THE REQUEST — Write out the lines between the one containing "330, 239, 340]" and the one containing "Text: 专业严谨 •", inclusive, exactly as they appear.

Image-based layout entries:
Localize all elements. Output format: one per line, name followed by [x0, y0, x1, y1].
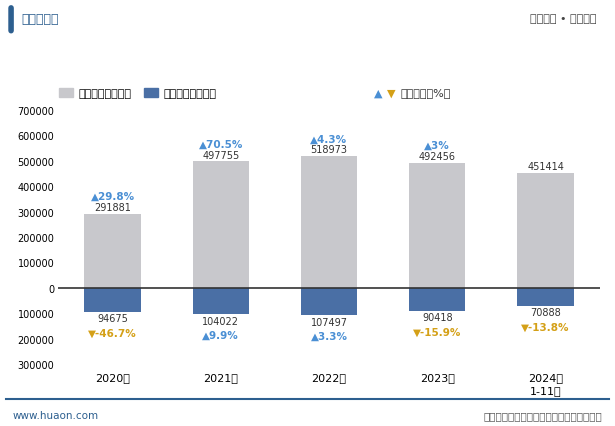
Text: ▲9.9%: ▲9.9%	[202, 330, 239, 340]
Bar	[301, 157, 357, 288]
Text: ▲29.8%: ▲29.8%	[90, 192, 135, 201]
Text: 451414: 451414	[527, 162, 564, 172]
Bar	[84, 288, 141, 312]
Bar	[301, 288, 357, 315]
Bar	[517, 288, 574, 306]
Text: ▼-46.7%: ▼-46.7%	[88, 328, 137, 338]
Bar	[409, 288, 466, 311]
Bar	[192, 162, 249, 288]
Text: ▲3.3%: ▲3.3%	[311, 331, 347, 341]
Text: 2020-2024年11月滁州市商品收发货人所在地进、出口额: 2020-2024年11月滁州市商品收发货人所在地进、出口额	[157, 52, 458, 67]
Text: 104022: 104022	[202, 316, 239, 326]
Text: 291881: 291881	[94, 202, 131, 213]
Text: 数据来源：中国海关，华经产业研究院整理: 数据来源：中国海关，华经产业研究院整理	[484, 410, 603, 420]
Text: ▲: ▲	[374, 88, 383, 98]
Text: 同比增长（%）: 同比增长（%）	[401, 88, 451, 98]
Text: 497755: 497755	[202, 150, 239, 160]
Bar	[84, 214, 141, 288]
Text: ▲3%: ▲3%	[424, 141, 450, 151]
Bar	[517, 174, 574, 288]
Text: ▲4.3%: ▲4.3%	[311, 134, 347, 144]
Text: 70888: 70888	[530, 308, 561, 318]
Text: 专业严谨 • 客观科学: 专业严谨 • 客观科学	[530, 14, 597, 24]
Text: ▼-13.8%: ▼-13.8%	[522, 322, 569, 332]
Legend: 出口额（万美元）, 进口额（万美元）: 出口额（万美元）, 进口额（万美元）	[55, 84, 221, 103]
Text: 492456: 492456	[419, 152, 456, 161]
Text: ▲70.5%: ▲70.5%	[199, 139, 243, 150]
Bar	[192, 288, 249, 314]
Text: www.huaon.com: www.huaon.com	[12, 410, 98, 420]
Bar	[409, 163, 466, 288]
Text: ▼-15.9%: ▼-15.9%	[413, 327, 461, 337]
Text: 华经情报网: 华经情报网	[22, 13, 59, 26]
Text: 94675: 94675	[97, 314, 128, 324]
Text: 107497: 107497	[311, 317, 347, 327]
Text: ▼: ▼	[387, 88, 396, 98]
Text: 518973: 518973	[311, 145, 347, 155]
Text: 90418: 90418	[422, 313, 453, 322]
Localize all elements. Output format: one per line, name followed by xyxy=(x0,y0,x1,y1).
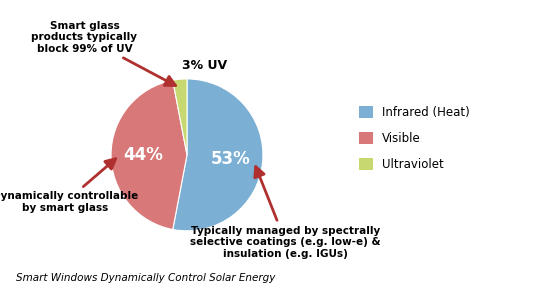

CORRECT OUTPUT —
Text: ▲9.9%: ▲9.9%	[202, 330, 239, 340]
Bar	[301, 157, 357, 288]
Text: ▲29.8%: ▲29.8%	[90, 192, 135, 201]
Text: 451414: 451414	[527, 162, 564, 172]
Bar	[84, 288, 141, 312]
Bar	[301, 288, 357, 315]
Bar	[517, 288, 574, 306]
Text: ▼-46.7%: ▼-46.7%	[88, 328, 137, 338]
Bar	[409, 288, 466, 311]
Bar	[192, 162, 249, 288]
Text: ▲3.3%: ▲3.3%	[311, 331, 347, 341]
Text: 2020-2024年11月滁州市商品收发货人所在地进、出口额: 2020-2024年11月滁州市商品收发货人所在地进、出口额	[157, 52, 458, 67]
Text: 104022: 104022	[202, 316, 239, 326]
Text: 291881: 291881	[94, 202, 131, 213]
Text: 数据来源：中国海关，华经产业研究院整理: 数据来源：中国海关，华经产业研究院整理	[484, 410, 603, 420]
Text: ▲: ▲	[374, 88, 383, 98]
Text: 同比增长（%）: 同比增长（%）	[401, 88, 451, 98]
Text: 497755: 497755	[202, 150, 239, 160]
Bar	[84, 214, 141, 288]
Text: ▲3%: ▲3%	[424, 141, 450, 151]
Bar	[517, 174, 574, 288]
Text: ▲4.3%: ▲4.3%	[311, 134, 347, 144]
Text: 70888: 70888	[530, 308, 561, 318]
Text: 专业严谨 • 客观科学: 专业严谨 • 客观科学	[530, 14, 597, 24]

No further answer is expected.